> Exercise details: Omit all images, then return the remaining material exactly as it stands.

> Extracted material:

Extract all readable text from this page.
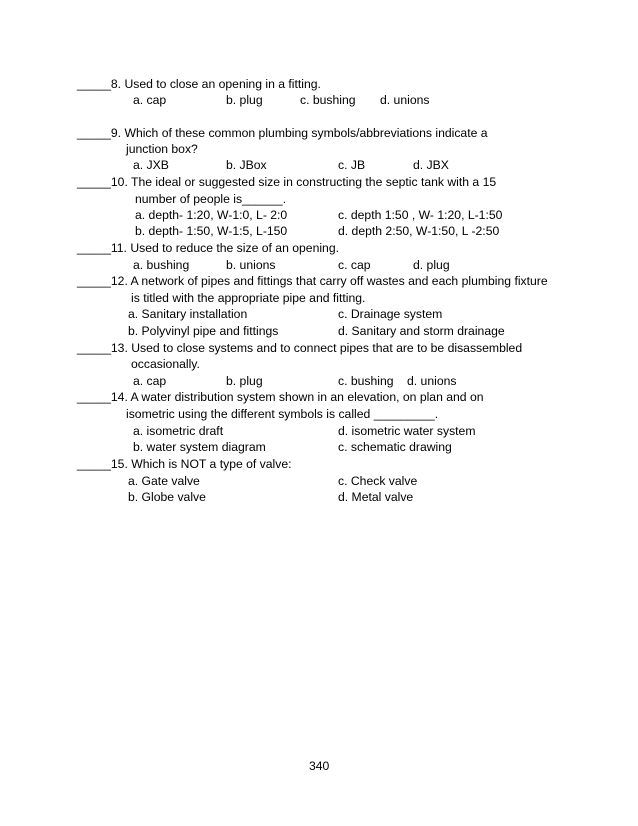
_____8. Used to close an opening in a fitting.
a. cap	b. plug	c. bushing d. unions
_____9. Which of these common plumbing symbols/abbreviations indicate a
junction box?
a. JXB	b. JBox	c. JB	d. JBX
_____10. The ideal or suggested size in constructing the septic tank with a 15
number of people is______.
a. depth- 1:20, W-1:0, L- 2:0	c. depth 1:50 , W- 1:20, L-1:50
b. depth- 1:50, W-1:5, L-150	d. depth 2:50, W-1:50, L -2:50
_____11. Used to reduce the size of an opening.
a. bushing	b. unions	c. cap	d. plug
_____12. A network of pipes and fittings that carry off wastes and each plumbing fixture
is titled with the appropriate pipe and fitting.
a. Sanitary installation	c. Drainage system
b. Polyvinyl pipe and fittings	d. Sanitary and storm drainage
_____13. Used to close systems and to connect pipes that are to be disassembled
occasionally.
a. cap	b. plug	c. bushing d. unions
_____14. A water distribution system shown in an elevation, on plan and on
isometric using the different symbols is called _________.
a. isometric draft	d. isometric water system
b. water system diagram	c. schematic drawing
_____15. Which is NOT a type of valve:
a. Gate valve	c. Check valve
b. Globe valve	d. Metal valve
340
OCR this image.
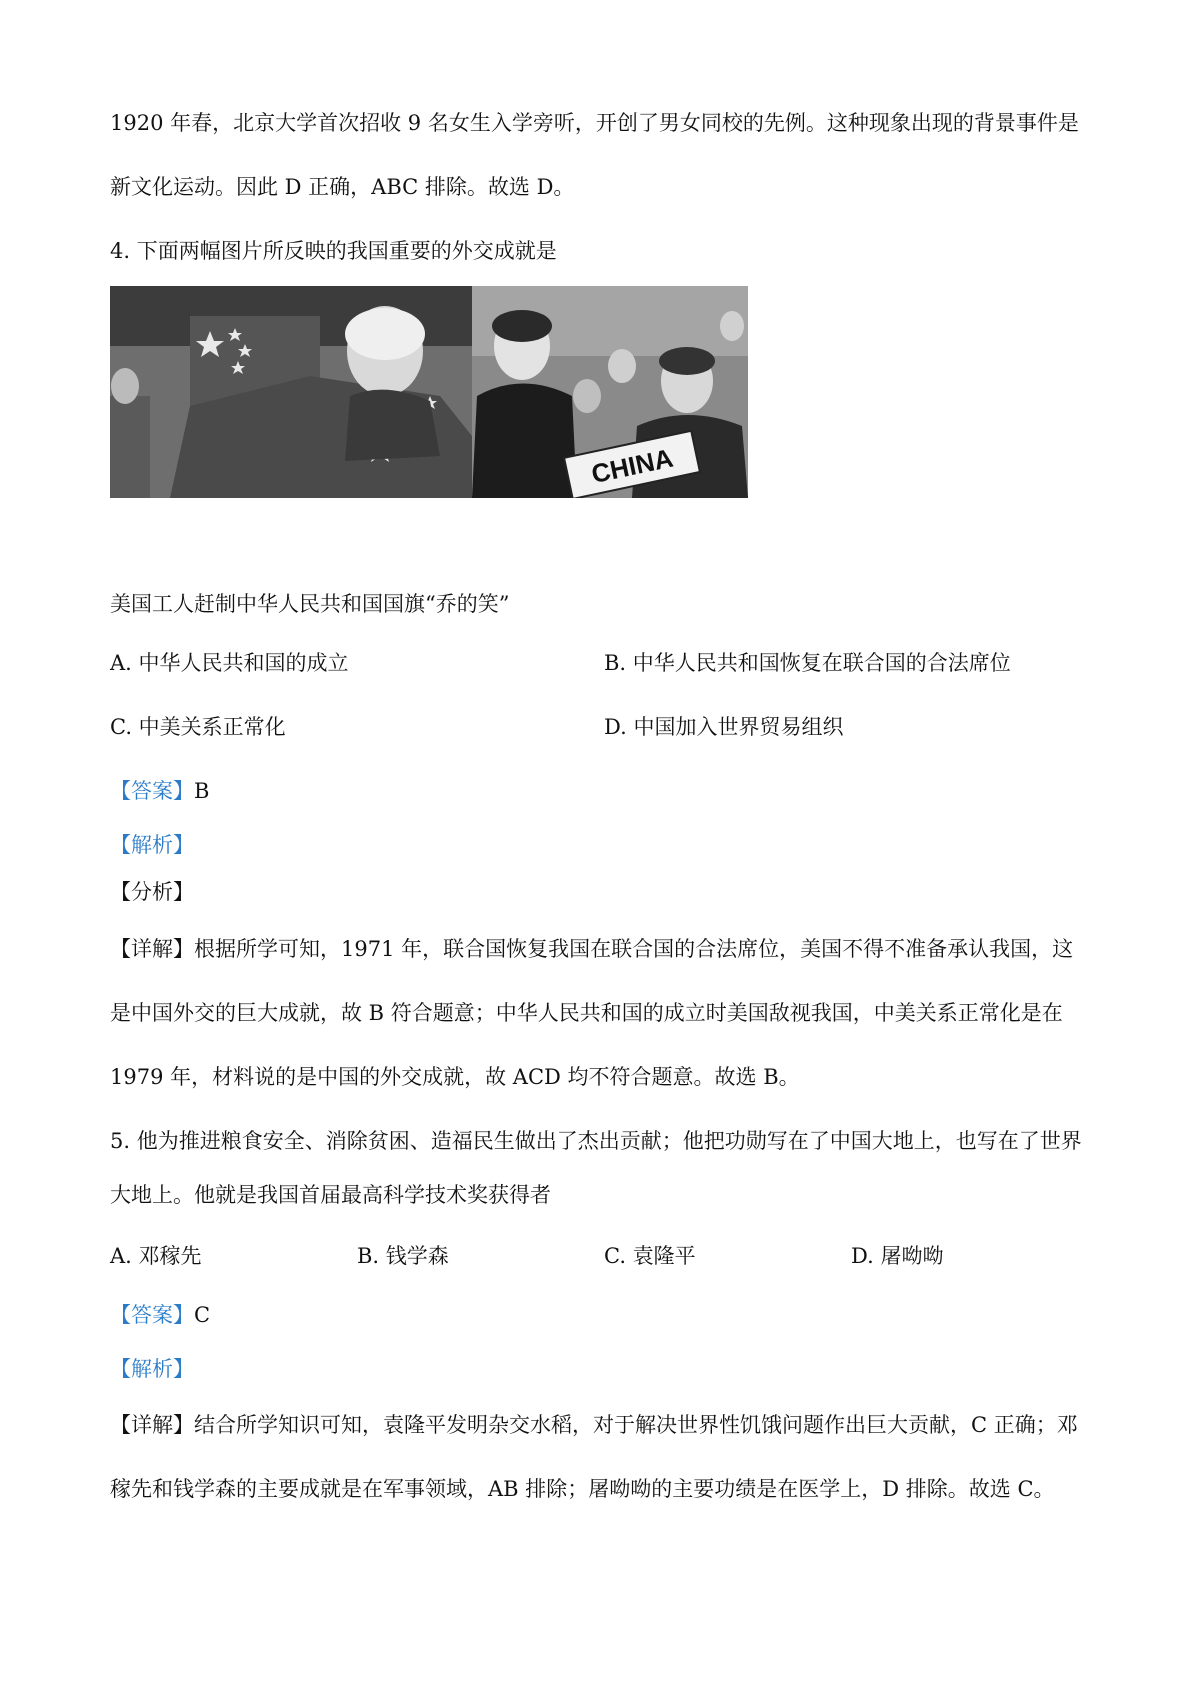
1920 年春，北京大学首次招收 9 名女生入学旁听，开创了男女同校的先例。这种现象出现的背景事件是
新文化运动。因此 D 正确，ABC 排除。故选 D。
4. 下面两幅图片所反映的我国重要的外交成就是
CHINA
美国工人赶制中华人民共和国国旗“乔的笑”
A. 中华人民共和国的成立	B. 中华人民共和国恢复在联合国的合法席位
C. 中美关系正常化	D. 中国加入世界贸易组织
【答案】B
【解析】
【分析】
【详解】根据所学可知，1971 年，联合国恢复我国在联合国的合法席位，美国不得不准备承认我国，这
是中国外交的巨大成就，故 B 符合题意；中华人民共和国的成立时美国敌视我国，中美关系正常化是在
1979 年，材料说的是中国的外交成就，故 ACD 均不符合题意。故选 B。
5. 他为推进粮食安全、消除贫困、造福民生做出了杰出贡献；他把功勋写在了中国大地上，也写在了世界
大地上。他就是我国首届最高科学技术奖获得者
A. 邓稼先	B. 钱学森	C. 袁隆平	D. 屠呦呦
【答案】C
【解析】
【详解】结合所学知识可知，袁隆平发明杂交水稻，对于解决世界性饥饿问题作出巨大贡献，C 正确；邓
稼先和钱学森的主要成就是在军事领域，AB 排除；屠呦呦的主要功绩是在医学上，D 排除。故选 C。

> Complete answer:
Extract all readable text from this page.
_____8. Used to close an opening in a fitting.
a. cap	b. plug	c. bushing d. unions
_____9. Which of these common plumbing symbols/abbreviations indicate a
junction box?
a. JXB	b. JBox	c. JB	d. JBX
_____10. The ideal or suggested size in constructing the septic tank with a 15
number of people is______.
a. depth- 1:20, W-1:0, L- 2:0	c. depth 1:50 , W- 1:20, L-1:50
b. depth- 1:50, W-1:5, L-150	d. depth 2:50, W-1:50, L -2:50
_____11. Used to reduce the size of an opening.
a. bushing	b. unions	c. cap	d. plug
_____12. A network of pipes and fittings that carry off wastes and each plumbing fixture
is titled with the appropriate pipe and fitting.
a. Sanitary installation	c. Drainage system
b. Polyvinyl pipe and fittings	d. Sanitary and storm drainage
_____13. Used to close systems and to connect pipes that are to be disassembled
occasionally.
a. cap	b. plug	c. bushing d. unions
_____14. A water distribution system shown in an elevation, on plan and on
isometric using the different symbols is called _________.
a. isometric draft	d. isometric water system
b. water system diagram	c. schematic drawing
_____15. Which is NOT a type of valve:
a. Gate valve	c. Check valve
b. Globe valve	d. Metal valve
340
OCR this image.
1920 年春，北京大学首次招收 9 名女生入学旁听，开创了男女同校的先例。这种现象出现的背景事件是
新文化运动。因此 D 正确，ABC 排除。故选 D。
4. 下面两幅图片所反映的我国重要的外交成就是
CHINA
美国工人赶制中华人民共和国国旗“乔的笑”
A. 中华人民共和国的成立	B. 中华人民共和国恢复在联合国的合法席位
C. 中美关系正常化	D. 中国加入世界贸易组织
【答案】B
【解析】
【分析】
【详解】根据所学可知，1971 年，联合国恢复我国在联合国的合法席位，美国不得不准备承认我国，这
是中国外交的巨大成就，故 B 符合题意；中华人民共和国的成立时美国敌视我国，中美关系正常化是在
1979 年，材料说的是中国的外交成就，故 ACD 均不符合题意。故选 B。
5. 他为推进粮食安全、消除贫困、造福民生做出了杰出贡献；他把功勋写在了中国大地上，也写在了世界
大地上。他就是我国首届最高科学技术奖获得者
A. 邓稼先	B. 钱学森	C. 袁隆平	D. 屠呦呦
【答案】C
【解析】
【详解】结合所学知识可知，袁隆平发明杂交水稻，对于解决世界性饥饿问题作出巨大贡献，C 正确；邓
稼先和钱学森的主要成就是在军事领域，AB 排除；屠呦呦的主要功绩是在医学上，D 排除。故选 C。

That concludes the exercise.